[Data listing]
---+---
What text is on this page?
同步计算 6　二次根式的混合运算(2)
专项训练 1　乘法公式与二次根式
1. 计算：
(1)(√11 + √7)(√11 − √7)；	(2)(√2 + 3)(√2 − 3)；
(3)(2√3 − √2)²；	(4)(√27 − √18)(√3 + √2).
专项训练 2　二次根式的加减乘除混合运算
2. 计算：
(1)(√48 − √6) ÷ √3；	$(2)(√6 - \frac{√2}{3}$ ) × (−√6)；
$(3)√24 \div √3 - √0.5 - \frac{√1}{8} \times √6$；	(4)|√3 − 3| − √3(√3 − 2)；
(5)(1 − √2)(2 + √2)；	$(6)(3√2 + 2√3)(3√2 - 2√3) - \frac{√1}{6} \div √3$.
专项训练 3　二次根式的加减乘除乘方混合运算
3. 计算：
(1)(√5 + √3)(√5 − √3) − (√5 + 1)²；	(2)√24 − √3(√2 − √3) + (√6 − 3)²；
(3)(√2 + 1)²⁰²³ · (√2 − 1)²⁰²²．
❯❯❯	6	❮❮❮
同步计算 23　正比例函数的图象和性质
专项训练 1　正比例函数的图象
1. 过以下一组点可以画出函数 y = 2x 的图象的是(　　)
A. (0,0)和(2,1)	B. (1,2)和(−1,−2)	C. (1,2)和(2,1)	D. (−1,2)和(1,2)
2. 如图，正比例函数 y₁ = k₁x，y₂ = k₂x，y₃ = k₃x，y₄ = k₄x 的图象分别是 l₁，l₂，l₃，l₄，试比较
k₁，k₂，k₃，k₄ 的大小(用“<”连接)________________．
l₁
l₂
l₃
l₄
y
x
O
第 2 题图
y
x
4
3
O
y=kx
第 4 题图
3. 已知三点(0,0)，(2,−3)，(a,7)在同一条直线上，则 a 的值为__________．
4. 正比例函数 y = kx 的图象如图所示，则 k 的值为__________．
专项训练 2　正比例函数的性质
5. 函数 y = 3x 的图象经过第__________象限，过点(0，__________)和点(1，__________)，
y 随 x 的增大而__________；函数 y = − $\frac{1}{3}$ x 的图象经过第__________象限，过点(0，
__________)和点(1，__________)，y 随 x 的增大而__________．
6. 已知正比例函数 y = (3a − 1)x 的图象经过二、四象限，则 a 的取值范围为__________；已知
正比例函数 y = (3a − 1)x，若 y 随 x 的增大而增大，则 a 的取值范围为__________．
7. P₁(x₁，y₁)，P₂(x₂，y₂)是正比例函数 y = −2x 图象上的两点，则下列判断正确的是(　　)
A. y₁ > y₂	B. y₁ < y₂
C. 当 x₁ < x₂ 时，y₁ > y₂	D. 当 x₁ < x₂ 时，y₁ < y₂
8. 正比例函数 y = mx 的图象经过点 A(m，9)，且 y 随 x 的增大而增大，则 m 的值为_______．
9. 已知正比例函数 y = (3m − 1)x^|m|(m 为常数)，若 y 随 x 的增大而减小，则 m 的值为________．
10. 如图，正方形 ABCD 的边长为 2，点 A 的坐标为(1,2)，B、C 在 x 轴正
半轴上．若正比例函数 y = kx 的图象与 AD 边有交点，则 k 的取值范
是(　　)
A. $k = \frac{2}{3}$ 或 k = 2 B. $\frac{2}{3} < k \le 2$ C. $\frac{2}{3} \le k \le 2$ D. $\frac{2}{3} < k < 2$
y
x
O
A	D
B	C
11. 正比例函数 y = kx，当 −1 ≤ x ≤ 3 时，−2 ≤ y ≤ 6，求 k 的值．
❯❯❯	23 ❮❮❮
---+---
## Written task
Search the data above for the string "frac" and return every line that has it.

## Task response
(1)(√48 − √6) ÷ √3；	$(2)(√6 - \frac{√2}{3}$ ) × (−√6)；
$(3)√24 \div √3 - √0.5 - \frac{√1}{8} \times √6$；	(4)|√3 − 3| − √3(√3 − 2)；
(5)(1 − √2)(2 + √2)；	$(6)(3√2 + 2√3)(3√2 - 2√3) - \frac{√1}{6} \div √3$.
y 随 x 的增大而__________；函数 y = − $\frac{1}{3}$ x 的图象经过第__________象限，过点(0，
A. $k = \frac{2}{3}$ 或 k = 2 B. $\frac{2}{3} < k \le 2$ C. $\frac{2}{3} \le k \le 2$ D. $\frac{2}{3} < k < 2$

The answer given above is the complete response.